_DATA TO EXAMINE_.
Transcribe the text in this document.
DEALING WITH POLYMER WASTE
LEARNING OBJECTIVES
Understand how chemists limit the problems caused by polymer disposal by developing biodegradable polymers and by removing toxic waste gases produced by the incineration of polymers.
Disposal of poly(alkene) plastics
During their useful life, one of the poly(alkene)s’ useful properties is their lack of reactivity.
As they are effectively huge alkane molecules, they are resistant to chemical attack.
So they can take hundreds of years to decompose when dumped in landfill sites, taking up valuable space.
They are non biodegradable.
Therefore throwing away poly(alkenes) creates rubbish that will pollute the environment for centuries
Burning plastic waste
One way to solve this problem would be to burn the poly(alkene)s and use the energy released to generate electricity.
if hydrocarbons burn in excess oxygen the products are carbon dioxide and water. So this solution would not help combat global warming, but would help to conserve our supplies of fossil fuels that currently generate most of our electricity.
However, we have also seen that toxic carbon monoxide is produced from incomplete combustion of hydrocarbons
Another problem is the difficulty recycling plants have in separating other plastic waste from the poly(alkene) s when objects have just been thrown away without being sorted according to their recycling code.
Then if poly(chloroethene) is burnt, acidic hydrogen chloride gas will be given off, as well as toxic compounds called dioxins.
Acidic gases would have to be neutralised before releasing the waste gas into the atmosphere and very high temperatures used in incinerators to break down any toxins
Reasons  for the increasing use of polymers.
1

_EXERCISE AIM_. What lines of the listing contain the word "will"? Copy them all.

_RESULT OF THE EXERCISE_.
Therefore throwing away poly(alkenes) creates rubbish that will pollute the environment for centuries
Then if poly(chloroethene) is burnt, acidic hydrogen chloride gas will be given off, as well as toxic compounds called dioxins.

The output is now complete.